SOURCE DOCUMENT:
* * *
[Mlir-commits] [mlir] [mlir][vector] Add assumeAligned mode to vector.store narrow type emulation (PR #178565)

Thu Jan 29 10:13:14 PST 2026

https://github.com/hanhanW updated https://github.com/llvm/llvm-project/pull/178565

>From 95859e5e4cbf4abed8d0c210d2df43cf065b29ea Mon Sep 17 00:00:00 2001
From: hanhanW <hanhan0912 at gmail.com>
Date: Wed, 28 Jan 2026 14:05:29 -0800
Subject: [PATCH 1/2] [mlir][vector] Add assumeAligned mode to vector.store
 narrow type emulation

The revision adds a new `assumeAligned` mode to the emulation, so
downstream projects can use simple path when it meets the constraints.
E.g., if the offset is always aligned with container's element type, we
can skip the check of front padding sizes.
* * *
LISTED RECORDS:
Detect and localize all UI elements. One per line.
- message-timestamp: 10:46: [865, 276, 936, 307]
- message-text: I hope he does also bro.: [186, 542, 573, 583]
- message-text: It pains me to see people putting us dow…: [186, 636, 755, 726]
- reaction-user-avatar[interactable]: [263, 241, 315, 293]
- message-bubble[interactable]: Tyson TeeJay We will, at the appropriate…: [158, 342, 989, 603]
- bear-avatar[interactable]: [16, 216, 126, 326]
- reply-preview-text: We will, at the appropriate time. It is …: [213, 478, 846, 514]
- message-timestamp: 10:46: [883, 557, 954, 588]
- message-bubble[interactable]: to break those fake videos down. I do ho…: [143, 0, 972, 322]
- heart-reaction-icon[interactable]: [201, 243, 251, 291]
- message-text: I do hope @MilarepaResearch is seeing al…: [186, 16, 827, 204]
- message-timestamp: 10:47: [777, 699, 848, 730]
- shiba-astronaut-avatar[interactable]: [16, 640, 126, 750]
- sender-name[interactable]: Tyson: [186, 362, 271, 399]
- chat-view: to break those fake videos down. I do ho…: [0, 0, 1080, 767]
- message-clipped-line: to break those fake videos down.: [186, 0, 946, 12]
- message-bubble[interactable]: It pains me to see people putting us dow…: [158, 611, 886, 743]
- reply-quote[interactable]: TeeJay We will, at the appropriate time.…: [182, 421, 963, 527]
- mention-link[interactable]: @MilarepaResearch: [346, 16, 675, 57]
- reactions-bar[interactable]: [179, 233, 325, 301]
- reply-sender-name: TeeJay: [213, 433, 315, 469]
* * *
TASKS TO COMPLETE:
(a) Shorten the paragraph of the commit message that begins "The revision adds a new" while keeping its main facts.
(b) Return all 22 lines of the entries under Block 1 character for character.
The commit message and the entries were gathered from unrelated places.

RESPONSES IN ORDER:
(a) A new `assumeAligned` mode in the emulation gives downstream projects a simple path when the constraints hold. For example, when the offset always lines up with the container's element type, the check of front padding sizes can be skipped.

(b)
Detect and localize all UI elements. One per line.
- message-timestamp: 10:46: [865, 276, 936, 307]
- message-text: I hope he does also bro.: [186, 542, 573, 583]
- message-text: It pains me to see people putting us dow…: [186, 636, 755, 726]
- reaction-user-avatar[interactable]: [263, 241, 315, 293]
- message-bubble[interactable]: Tyson TeeJay We will, at the appropriate…: [158, 342, 989, 603]
- bear-avatar[interactable]: [16, 216, 126, 326]
- reply-preview-text: We will, at the appropriate time. It is …: [213, 478, 846, 514]
- message-timestamp: 10:46: [883, 557, 954, 588]
- message-bubble[interactable]: to break those fake videos down. I do ho…: [143, 0, 972, 322]
- heart-reaction-icon[interactable]: [201, 243, 251, 291]
- message-text: I do hope @MilarepaResearch is seeing al…: [186, 16, 827, 204]
- message-timestamp: 10:47: [777, 699, 848, 730]
- shiba-astronaut-avatar[interactable]: [16, 640, 126, 750]
- sender-name[interactable]: Tyson: [186, 362, 271, 399]
- chat-view: to break those fake videos down. I do ho…: [0, 0, 1080, 767]
- message-clipped-line: to break those fake videos down.: [186, 0, 946, 12]
- message-bubble[interactable]: It pains me to see people putting us dow…: [158, 611, 886, 743]
- reply-quote[interactable]: TeeJay We will, at the appropriate time.…: [182, 421, 963, 527]
- mention-link[interactable]: @MilarepaResearch: [346, 16, 675, 57]
- reactions-bar[interactable]: [179, 233, 325, 301]
- reply-sender-name: TeeJay: [213, 433, 315, 469]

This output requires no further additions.